Write the number of lines holding the word "Global", and nothing else.

[Stored entries]
= = = = = = =

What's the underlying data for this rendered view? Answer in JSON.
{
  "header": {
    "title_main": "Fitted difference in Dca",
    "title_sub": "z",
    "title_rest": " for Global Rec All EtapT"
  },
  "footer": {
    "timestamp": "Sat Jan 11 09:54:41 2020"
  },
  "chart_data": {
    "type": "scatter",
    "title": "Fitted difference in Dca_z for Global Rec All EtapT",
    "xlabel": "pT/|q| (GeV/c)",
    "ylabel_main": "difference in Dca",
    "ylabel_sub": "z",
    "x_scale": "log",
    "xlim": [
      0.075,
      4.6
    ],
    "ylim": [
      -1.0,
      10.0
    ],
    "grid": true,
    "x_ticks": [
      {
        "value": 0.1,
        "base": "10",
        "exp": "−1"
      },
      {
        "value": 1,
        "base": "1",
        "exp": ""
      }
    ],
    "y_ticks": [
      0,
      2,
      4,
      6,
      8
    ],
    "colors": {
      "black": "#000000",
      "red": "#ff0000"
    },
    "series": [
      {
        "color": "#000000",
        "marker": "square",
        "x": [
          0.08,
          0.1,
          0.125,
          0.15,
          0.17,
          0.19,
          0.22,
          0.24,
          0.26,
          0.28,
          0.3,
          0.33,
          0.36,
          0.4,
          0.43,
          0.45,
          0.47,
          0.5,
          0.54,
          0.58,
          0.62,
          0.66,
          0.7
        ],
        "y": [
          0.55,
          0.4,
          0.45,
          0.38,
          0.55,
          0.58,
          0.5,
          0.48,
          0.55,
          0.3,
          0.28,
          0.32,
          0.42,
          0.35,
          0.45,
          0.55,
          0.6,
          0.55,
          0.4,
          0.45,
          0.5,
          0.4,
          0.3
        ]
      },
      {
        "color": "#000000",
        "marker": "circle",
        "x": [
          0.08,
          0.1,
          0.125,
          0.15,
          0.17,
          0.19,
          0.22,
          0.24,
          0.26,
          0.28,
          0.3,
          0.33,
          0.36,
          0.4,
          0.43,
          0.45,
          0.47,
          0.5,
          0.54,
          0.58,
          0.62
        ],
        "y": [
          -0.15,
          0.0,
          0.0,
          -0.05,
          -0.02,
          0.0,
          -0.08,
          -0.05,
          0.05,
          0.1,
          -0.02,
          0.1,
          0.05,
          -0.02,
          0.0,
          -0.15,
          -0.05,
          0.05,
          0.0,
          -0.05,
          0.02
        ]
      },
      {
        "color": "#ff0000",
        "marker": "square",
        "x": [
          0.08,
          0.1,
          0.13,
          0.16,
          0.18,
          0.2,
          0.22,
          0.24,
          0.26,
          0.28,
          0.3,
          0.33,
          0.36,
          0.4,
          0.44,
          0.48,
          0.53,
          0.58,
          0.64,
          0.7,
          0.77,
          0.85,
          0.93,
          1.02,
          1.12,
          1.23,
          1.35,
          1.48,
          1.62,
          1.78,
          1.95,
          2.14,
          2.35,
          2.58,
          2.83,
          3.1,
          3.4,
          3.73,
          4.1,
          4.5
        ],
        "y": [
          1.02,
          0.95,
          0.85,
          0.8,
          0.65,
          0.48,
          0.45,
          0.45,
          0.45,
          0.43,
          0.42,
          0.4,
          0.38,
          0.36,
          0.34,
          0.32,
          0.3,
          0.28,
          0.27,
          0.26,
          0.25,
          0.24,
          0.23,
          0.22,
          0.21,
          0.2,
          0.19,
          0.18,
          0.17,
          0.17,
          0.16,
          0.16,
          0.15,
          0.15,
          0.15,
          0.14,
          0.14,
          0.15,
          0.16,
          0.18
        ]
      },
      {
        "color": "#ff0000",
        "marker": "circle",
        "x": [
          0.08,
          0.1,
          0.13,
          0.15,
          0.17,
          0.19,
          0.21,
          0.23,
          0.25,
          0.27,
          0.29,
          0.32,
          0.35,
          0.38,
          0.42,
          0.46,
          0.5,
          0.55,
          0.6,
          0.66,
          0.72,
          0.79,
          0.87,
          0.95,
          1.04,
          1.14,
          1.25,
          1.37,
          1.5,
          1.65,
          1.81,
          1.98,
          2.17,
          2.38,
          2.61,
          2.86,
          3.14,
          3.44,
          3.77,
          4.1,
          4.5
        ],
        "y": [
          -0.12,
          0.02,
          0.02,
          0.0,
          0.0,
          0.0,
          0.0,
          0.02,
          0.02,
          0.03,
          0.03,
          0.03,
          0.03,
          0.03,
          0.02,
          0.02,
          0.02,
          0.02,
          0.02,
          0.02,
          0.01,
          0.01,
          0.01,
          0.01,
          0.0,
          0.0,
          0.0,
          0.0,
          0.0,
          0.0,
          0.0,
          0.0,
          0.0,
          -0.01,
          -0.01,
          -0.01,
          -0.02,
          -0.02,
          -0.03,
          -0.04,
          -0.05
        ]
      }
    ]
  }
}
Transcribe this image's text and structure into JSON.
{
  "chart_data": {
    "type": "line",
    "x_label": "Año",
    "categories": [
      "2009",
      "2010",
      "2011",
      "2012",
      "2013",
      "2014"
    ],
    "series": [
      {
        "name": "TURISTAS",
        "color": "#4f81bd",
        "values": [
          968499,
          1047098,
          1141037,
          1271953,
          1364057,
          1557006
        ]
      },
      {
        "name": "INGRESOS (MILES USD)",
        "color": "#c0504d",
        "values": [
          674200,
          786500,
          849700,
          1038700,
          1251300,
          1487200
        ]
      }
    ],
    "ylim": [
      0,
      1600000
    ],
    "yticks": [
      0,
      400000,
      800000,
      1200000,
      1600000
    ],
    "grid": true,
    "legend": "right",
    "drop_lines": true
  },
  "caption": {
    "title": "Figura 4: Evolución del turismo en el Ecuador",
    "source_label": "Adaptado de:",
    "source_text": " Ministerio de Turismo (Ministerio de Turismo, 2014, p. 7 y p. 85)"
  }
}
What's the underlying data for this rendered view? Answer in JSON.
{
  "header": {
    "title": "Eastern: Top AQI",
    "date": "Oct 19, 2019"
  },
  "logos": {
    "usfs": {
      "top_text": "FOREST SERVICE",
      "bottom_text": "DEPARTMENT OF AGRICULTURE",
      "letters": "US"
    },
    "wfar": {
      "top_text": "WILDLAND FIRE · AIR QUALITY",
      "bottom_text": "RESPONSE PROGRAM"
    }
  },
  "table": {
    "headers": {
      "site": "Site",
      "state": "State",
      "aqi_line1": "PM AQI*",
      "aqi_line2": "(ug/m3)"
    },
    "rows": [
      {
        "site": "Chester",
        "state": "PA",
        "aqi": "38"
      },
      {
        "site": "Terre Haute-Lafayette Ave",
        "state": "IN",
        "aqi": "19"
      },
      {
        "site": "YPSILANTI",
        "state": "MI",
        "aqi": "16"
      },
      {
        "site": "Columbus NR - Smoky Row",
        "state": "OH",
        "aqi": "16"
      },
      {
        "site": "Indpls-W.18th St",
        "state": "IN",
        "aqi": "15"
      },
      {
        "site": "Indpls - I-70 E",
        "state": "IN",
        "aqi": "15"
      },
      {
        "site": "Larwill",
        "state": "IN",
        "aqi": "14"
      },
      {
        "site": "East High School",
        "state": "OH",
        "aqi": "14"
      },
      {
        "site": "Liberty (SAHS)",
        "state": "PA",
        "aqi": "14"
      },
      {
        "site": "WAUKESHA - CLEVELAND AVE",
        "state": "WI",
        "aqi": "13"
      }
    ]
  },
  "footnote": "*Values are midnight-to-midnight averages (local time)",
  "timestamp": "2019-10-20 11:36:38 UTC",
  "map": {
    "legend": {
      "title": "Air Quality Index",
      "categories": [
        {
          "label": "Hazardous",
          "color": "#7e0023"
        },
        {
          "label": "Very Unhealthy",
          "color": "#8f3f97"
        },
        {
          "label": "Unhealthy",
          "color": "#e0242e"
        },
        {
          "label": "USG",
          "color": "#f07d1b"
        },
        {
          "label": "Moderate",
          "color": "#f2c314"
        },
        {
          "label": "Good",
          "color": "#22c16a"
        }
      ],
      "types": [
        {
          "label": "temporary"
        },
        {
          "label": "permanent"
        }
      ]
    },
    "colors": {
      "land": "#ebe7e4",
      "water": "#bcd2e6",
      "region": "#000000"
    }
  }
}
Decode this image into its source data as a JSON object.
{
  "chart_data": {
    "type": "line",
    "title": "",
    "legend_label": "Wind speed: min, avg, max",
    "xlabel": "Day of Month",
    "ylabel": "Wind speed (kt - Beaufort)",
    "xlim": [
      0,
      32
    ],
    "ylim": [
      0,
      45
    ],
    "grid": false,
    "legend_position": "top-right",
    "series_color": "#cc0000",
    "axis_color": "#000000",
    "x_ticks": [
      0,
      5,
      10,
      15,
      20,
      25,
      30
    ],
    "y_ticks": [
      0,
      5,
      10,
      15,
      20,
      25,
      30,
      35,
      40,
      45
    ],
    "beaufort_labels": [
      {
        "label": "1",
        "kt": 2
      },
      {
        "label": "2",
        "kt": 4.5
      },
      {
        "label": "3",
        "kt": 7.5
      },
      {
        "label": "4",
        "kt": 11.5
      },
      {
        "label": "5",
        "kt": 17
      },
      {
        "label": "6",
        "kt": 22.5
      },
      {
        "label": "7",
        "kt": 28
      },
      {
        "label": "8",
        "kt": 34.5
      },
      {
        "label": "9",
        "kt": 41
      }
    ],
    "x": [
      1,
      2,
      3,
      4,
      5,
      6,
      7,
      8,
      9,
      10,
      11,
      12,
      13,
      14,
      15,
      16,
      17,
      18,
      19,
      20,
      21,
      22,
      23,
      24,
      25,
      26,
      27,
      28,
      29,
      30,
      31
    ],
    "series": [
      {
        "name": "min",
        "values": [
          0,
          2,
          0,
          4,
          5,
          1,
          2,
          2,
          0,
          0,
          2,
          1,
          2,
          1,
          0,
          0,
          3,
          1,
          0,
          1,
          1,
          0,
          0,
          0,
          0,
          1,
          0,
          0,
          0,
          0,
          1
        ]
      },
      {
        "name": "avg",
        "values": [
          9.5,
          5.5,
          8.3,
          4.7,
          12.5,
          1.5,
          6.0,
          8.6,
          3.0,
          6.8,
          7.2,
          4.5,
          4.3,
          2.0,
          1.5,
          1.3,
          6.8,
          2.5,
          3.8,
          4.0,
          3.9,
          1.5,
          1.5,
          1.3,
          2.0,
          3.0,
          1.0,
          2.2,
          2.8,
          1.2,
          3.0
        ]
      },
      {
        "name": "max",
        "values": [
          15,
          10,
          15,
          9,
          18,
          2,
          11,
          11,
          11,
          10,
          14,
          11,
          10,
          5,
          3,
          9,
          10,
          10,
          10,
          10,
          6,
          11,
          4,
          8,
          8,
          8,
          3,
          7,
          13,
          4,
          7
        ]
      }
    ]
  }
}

= = = = = = =

OUTPUT:
2